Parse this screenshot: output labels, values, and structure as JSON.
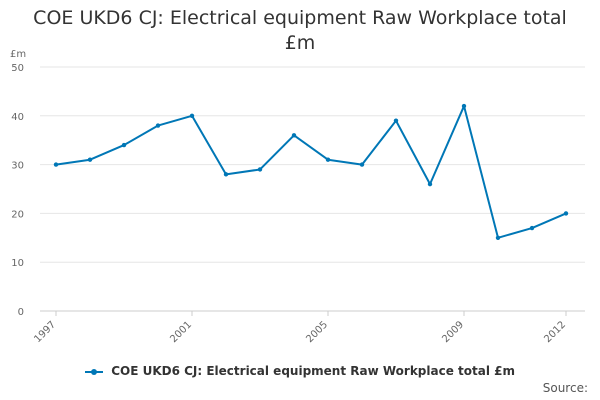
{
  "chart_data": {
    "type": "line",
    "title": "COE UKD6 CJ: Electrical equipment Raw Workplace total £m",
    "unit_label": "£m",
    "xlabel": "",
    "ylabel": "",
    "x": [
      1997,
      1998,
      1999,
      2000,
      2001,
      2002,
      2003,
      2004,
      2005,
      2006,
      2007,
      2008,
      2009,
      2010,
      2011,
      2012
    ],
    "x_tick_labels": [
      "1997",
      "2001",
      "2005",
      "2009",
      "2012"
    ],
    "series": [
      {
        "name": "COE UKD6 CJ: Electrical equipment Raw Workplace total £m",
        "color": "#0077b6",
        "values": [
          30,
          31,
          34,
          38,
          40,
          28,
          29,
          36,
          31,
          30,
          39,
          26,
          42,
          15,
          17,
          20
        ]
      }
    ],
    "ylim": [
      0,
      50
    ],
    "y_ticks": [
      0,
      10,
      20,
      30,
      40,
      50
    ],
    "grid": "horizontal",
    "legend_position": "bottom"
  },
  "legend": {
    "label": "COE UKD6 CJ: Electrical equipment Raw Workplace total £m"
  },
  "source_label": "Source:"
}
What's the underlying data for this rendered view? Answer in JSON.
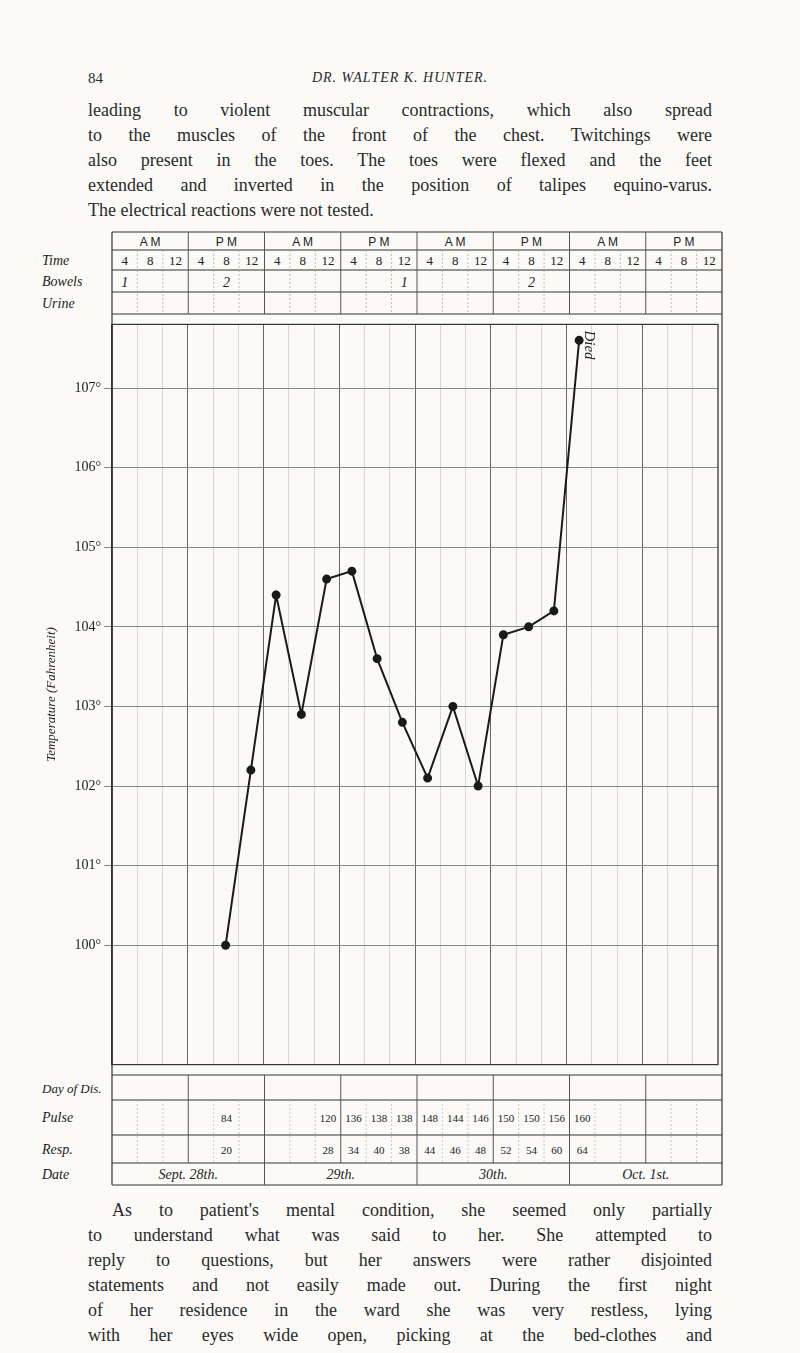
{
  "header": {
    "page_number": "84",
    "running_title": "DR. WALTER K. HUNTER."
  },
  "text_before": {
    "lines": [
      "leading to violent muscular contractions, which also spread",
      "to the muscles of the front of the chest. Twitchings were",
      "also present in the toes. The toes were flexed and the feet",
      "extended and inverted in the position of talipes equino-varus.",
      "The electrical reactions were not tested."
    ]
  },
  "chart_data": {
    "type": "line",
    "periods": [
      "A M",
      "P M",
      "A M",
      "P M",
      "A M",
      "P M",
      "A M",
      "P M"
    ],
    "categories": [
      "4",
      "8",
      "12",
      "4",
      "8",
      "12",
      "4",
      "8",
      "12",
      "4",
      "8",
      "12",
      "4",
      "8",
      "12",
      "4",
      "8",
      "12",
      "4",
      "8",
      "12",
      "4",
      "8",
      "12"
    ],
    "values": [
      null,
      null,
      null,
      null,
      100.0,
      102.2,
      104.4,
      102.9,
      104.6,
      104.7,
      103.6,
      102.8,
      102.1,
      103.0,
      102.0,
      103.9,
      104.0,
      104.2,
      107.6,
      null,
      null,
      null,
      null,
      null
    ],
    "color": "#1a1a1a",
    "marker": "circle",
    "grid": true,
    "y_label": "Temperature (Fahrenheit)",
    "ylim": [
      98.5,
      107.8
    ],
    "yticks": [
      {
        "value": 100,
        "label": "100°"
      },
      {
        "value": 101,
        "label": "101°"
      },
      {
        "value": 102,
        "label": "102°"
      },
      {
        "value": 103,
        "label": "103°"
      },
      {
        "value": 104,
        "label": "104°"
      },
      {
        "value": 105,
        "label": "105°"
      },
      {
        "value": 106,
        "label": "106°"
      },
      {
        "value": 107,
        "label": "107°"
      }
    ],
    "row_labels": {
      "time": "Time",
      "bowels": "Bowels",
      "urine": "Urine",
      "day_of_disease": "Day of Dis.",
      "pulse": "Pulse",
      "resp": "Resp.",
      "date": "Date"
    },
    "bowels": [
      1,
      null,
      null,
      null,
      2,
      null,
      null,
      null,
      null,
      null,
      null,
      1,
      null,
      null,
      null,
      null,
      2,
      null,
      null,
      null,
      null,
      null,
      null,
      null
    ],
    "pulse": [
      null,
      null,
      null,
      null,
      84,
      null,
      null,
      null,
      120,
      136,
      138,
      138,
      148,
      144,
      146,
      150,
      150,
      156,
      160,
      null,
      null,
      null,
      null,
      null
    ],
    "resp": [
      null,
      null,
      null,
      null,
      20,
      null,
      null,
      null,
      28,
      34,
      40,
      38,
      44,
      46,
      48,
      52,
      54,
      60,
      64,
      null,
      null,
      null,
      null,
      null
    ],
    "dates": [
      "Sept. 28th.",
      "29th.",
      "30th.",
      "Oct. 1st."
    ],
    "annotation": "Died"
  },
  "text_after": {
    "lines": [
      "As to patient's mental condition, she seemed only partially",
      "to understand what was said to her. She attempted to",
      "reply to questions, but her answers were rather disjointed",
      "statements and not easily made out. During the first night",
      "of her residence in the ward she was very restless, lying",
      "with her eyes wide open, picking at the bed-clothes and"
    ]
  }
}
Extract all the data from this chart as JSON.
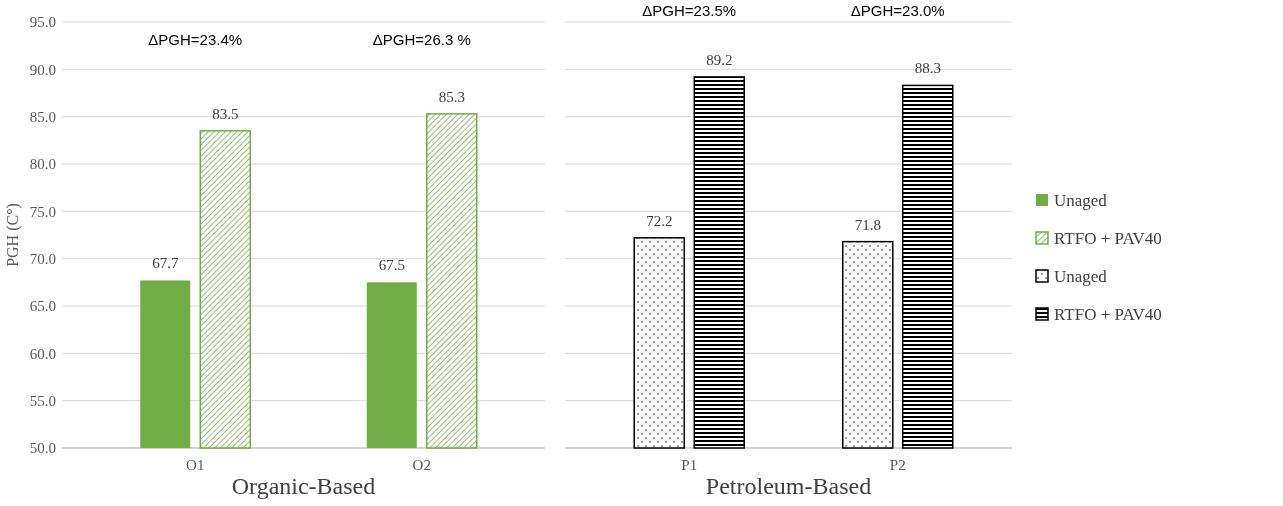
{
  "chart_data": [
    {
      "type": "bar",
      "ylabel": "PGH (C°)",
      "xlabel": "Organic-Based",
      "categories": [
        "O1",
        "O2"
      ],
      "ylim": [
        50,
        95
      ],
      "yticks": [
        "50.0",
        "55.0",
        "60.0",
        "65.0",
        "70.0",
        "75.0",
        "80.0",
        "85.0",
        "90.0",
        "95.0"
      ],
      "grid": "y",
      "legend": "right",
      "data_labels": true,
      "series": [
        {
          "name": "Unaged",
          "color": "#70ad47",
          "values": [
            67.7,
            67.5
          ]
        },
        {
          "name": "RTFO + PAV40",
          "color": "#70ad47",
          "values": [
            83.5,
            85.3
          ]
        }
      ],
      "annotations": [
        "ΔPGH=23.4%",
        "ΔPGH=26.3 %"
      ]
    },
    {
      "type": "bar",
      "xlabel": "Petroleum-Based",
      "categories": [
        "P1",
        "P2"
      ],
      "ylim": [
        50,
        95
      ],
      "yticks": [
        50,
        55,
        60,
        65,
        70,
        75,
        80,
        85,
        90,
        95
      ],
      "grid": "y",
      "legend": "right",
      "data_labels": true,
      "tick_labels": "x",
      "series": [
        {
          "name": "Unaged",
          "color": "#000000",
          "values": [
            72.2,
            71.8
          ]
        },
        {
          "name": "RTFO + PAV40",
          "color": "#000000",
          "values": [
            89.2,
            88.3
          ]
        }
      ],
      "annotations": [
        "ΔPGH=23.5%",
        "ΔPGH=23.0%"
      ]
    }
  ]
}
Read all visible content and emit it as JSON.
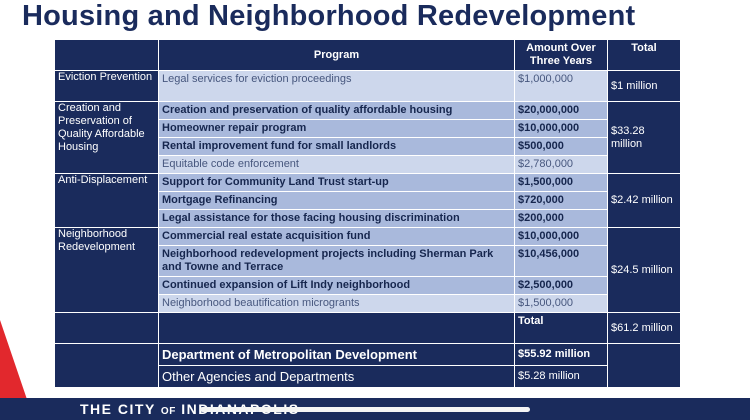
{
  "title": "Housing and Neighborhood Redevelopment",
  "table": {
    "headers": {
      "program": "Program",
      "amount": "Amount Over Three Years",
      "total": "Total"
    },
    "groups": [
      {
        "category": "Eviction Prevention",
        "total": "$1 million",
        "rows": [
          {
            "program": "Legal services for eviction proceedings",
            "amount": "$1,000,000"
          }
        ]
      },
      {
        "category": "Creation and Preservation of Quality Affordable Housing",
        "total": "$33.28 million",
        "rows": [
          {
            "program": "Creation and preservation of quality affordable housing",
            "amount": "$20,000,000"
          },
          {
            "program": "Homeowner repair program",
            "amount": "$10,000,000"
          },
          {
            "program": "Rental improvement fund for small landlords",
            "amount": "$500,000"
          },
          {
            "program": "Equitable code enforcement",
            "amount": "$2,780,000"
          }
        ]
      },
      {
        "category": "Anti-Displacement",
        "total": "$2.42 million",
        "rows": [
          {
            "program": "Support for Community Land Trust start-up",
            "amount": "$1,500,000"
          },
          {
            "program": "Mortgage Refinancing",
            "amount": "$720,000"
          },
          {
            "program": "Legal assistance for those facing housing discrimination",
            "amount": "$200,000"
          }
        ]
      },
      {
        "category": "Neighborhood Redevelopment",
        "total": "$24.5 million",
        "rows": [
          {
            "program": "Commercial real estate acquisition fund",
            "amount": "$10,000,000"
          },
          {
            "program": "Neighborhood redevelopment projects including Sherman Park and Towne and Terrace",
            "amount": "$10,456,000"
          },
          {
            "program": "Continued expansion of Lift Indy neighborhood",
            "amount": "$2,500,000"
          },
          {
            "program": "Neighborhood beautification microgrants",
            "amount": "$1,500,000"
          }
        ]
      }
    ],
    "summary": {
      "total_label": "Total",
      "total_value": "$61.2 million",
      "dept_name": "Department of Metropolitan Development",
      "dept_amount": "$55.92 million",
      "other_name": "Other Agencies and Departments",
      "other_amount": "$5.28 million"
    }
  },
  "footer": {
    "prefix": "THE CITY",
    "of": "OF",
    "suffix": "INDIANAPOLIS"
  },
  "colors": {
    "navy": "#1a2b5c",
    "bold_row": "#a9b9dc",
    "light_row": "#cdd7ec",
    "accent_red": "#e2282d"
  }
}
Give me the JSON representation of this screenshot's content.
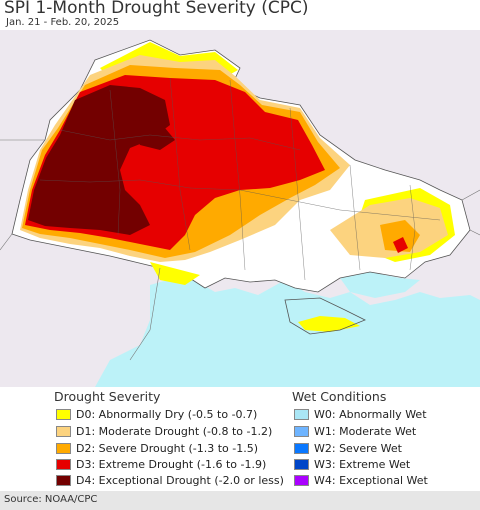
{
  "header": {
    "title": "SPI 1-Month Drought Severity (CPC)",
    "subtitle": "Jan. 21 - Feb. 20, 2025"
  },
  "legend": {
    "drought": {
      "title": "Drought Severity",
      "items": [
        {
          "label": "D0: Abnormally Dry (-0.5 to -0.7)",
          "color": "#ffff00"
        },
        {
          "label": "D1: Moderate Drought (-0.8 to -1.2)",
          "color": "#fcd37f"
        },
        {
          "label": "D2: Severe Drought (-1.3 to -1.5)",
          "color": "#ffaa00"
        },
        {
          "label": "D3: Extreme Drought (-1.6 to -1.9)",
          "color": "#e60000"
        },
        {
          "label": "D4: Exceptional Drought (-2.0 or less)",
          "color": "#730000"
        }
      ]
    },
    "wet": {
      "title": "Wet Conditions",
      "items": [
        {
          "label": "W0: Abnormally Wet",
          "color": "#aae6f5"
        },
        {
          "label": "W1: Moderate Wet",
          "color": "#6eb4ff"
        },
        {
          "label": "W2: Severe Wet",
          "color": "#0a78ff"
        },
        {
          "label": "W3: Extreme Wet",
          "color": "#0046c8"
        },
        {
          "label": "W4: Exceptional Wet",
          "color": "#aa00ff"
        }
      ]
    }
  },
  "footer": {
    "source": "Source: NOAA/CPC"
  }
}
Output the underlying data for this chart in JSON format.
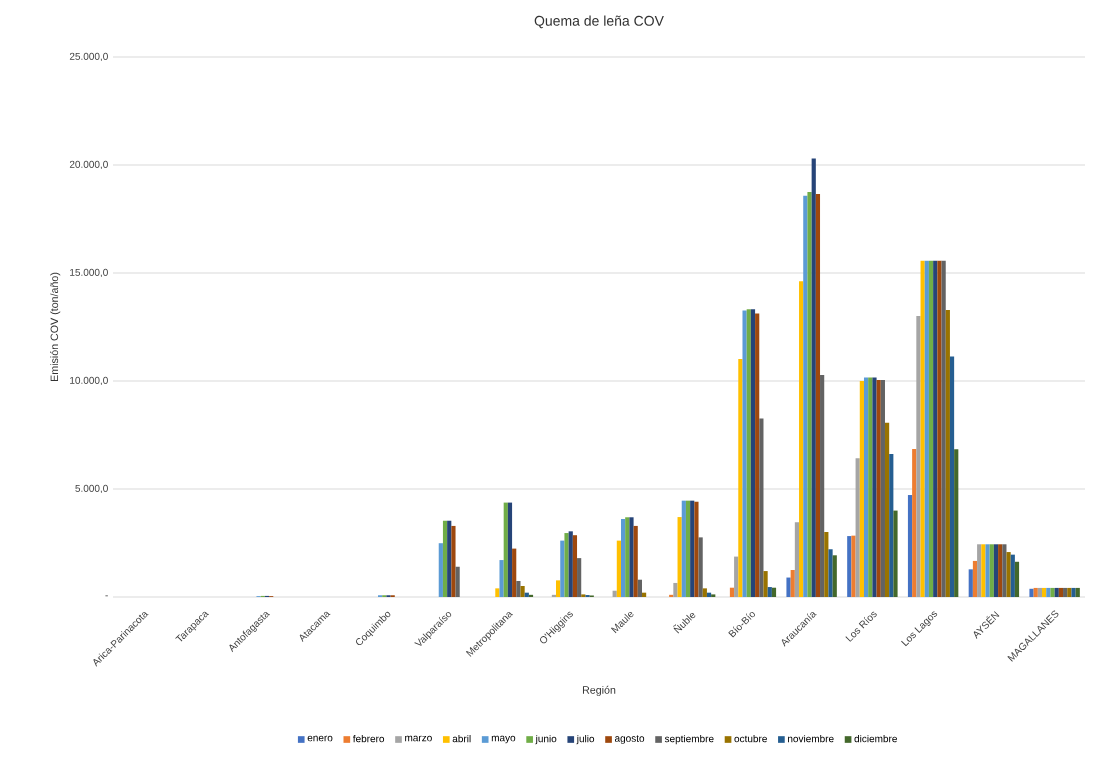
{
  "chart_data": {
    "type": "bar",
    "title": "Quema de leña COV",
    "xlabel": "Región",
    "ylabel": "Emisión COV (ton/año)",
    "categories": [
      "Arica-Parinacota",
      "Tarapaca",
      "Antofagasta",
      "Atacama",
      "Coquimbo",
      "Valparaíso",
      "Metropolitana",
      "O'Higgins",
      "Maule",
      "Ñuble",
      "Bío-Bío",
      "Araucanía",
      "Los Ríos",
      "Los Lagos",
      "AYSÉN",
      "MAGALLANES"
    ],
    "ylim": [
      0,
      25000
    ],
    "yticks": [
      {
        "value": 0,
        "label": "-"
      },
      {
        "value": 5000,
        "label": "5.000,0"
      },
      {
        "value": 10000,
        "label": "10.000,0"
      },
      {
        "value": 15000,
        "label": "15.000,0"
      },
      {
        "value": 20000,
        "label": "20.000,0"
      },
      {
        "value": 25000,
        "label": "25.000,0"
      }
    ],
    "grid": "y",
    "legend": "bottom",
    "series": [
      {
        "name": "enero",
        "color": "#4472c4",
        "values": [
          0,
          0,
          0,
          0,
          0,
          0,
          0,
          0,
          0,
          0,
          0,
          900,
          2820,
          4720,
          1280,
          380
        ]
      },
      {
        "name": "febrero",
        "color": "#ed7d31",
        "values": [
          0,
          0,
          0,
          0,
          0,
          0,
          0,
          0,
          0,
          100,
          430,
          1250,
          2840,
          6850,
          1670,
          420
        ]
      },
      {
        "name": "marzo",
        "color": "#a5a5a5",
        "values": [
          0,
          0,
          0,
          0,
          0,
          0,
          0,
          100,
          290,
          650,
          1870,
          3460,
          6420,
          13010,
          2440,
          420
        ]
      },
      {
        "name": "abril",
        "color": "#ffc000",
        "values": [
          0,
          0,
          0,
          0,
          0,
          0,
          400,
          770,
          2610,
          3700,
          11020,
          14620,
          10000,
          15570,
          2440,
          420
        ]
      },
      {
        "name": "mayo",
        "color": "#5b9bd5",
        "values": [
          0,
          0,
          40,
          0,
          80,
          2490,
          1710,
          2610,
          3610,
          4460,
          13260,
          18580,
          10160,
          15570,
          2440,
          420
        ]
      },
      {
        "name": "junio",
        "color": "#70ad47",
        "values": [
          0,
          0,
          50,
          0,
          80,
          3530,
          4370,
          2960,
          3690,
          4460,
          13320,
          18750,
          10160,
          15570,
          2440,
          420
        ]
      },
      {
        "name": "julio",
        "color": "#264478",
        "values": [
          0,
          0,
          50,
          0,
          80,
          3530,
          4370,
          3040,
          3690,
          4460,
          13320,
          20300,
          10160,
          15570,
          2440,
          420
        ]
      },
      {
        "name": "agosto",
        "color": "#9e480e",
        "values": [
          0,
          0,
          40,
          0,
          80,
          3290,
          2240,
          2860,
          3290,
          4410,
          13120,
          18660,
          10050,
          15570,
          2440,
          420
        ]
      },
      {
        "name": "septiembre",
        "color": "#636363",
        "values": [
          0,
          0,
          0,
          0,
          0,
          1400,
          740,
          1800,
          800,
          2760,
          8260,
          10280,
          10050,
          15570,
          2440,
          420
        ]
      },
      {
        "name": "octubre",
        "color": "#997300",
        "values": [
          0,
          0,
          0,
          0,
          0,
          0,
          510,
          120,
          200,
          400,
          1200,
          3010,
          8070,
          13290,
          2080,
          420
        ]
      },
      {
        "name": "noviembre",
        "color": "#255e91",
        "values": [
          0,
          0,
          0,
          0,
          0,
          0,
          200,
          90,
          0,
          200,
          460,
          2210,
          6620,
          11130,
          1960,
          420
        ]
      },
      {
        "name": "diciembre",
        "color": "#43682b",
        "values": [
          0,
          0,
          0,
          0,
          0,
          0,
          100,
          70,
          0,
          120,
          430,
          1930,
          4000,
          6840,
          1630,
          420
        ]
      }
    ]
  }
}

================

Problem description: Copy out each line in the preceding records that contains "category".

Worked solution:
        "category": "Eviction Prevention",
        "category": "Creation and Preservation of Quality Affordable Housing",
        "category": "Anti-Displacement",
        "category": "Neighborhood Redevelopment",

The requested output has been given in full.